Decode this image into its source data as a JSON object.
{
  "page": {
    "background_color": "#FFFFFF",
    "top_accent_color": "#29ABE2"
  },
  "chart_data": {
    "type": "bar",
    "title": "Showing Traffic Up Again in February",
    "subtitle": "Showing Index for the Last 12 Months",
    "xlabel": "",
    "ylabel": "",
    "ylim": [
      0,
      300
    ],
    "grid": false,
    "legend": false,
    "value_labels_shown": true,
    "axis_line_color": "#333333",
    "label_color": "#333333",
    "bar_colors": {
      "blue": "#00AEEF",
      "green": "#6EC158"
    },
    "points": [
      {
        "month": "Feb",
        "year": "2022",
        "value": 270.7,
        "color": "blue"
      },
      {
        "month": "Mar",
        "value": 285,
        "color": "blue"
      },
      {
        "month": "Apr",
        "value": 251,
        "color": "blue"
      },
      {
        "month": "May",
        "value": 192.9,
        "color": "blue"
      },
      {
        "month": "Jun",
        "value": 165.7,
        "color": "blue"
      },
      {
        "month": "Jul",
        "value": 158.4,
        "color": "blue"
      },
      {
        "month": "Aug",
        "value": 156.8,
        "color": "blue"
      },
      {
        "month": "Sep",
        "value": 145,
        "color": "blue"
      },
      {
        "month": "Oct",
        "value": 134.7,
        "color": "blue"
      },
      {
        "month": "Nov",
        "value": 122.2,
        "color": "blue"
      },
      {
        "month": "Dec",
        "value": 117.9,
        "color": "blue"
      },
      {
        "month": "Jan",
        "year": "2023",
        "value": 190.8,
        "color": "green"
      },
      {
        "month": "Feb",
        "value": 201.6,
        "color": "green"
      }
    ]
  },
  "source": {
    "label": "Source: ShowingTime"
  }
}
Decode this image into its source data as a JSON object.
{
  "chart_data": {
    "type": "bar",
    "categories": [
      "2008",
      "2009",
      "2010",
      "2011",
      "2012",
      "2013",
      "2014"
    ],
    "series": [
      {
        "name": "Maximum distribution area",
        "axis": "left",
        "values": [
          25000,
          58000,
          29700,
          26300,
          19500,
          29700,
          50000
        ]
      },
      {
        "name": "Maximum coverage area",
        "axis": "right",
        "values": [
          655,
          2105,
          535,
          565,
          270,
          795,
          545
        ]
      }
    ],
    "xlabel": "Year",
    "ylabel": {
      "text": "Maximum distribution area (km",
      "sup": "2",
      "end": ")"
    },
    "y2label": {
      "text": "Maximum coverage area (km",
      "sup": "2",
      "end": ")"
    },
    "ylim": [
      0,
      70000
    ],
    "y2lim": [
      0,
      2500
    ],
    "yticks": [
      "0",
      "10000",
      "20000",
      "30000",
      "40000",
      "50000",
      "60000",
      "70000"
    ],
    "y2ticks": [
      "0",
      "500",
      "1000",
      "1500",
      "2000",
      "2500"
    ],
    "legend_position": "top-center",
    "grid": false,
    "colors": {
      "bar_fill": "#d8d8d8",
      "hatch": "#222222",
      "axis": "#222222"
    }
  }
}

• _STATED TASK_: Please output the entire listing exactly as it stands.

• _COMPLETE RESPONSE_:
Decode this image into its source data as a JSON object.
{
  "page": {
    "background_color": "#FFFFFF",
    "top_accent_color": "#29ABE2"
  },
  "chart_data": {
    "type": "bar",
    "title": "Showing Traffic Up Again in February",
    "subtitle": "Showing Index for the Last 12 Months",
    "xlabel": "",
    "ylabel": "",
    "ylim": [
      0,
      300
    ],
    "grid": false,
    "legend": false,
    "value_labels_shown": true,
    "axis_line_color": "#333333",
    "label_color": "#333333",
    "bar_colors": {
      "blue": "#00AEEF",
      "green": "#6EC158"
    },
    "points": [
      {
        "month": "Feb",
        "year": "2022",
        "value": 270.7,
        "color": "blue"
      },
      {
        "month": "Mar",
        "value": 285,
        "color": "blue"
      },
      {
        "month": "Apr",
        "value": 251,
        "color": "blue"
      },
      {
        "month": "May",
        "value": 192.9,
        "color": "blue"
      },
      {
        "month": "Jun",
        "value": 165.7,
        "color": "blue"
      },
      {
        "month": "Jul",
        "value": 158.4,
        "color": "blue"
      },
      {
        "month": "Aug",
        "value": 156.8,
        "color": "blue"
      },
      {
        "month": "Sep",
        "value": 145,
        "color": "blue"
      },
      {
        "month": "Oct",
        "value": 134.7,
        "color": "blue"
      },
      {
        "month": "Nov",
        "value": 122.2,
        "color": "blue"
      },
      {
        "month": "Dec",
        "value": 117.9,
        "color": "blue"
      },
      {
        "month": "Jan",
        "year": "2023",
        "value": 190.8,
        "color": "green"
      },
      {
        "month": "Feb",
        "value": 201.6,
        "color": "green"
      }
    ]
  },
  "source": {
    "label": "Source: ShowingTime"
  }
}
Decode this image into its source data as a JSON object.
{
  "chart_data": {
    "type": "bar",
    "categories": [
      "2008",
      "2009",
      "2010",
      "2011",
      "2012",
      "2013",
      "2014"
    ],
    "series": [
      {
        "name": "Maximum distribution area",
        "axis": "left",
        "values": [
          25000,
          58000,
          29700,
          26300,
          19500,
          29700,
          50000
        ]
      },
      {
        "name": "Maximum coverage area",
        "axis": "right",
        "values": [
          655,
          2105,
          535,
          565,
          270,
          795,
          545
        ]
      }
    ],
    "xlabel": "Year",
    "ylabel": {
      "text": "Maximum distribution area (km",
      "sup": "2",
      "end": ")"
    },
    "y2label": {
      "text": "Maximum coverage area (km",
      "sup": "2",
      "end": ")"
    },
    "ylim": [
      0,
      70000
    ],
    "y2lim": [
      0,
      2500
    ],
    "yticks": [
      "0",
      "10000",
      "20000",
      "30000",
      "40000",
      "50000",
      "60000",
      "70000"
    ],
    "y2ticks": [
      "0",
      "500",
      "1000",
      "1500",
      "2000",
      "2500"
    ],
    "legend_position": "top-center",
    "grid": false,
    "colors": {
      "bar_fill": "#d8d8d8",
      "hatch": "#222222",
      "axis": "#222222"
    }
  }
}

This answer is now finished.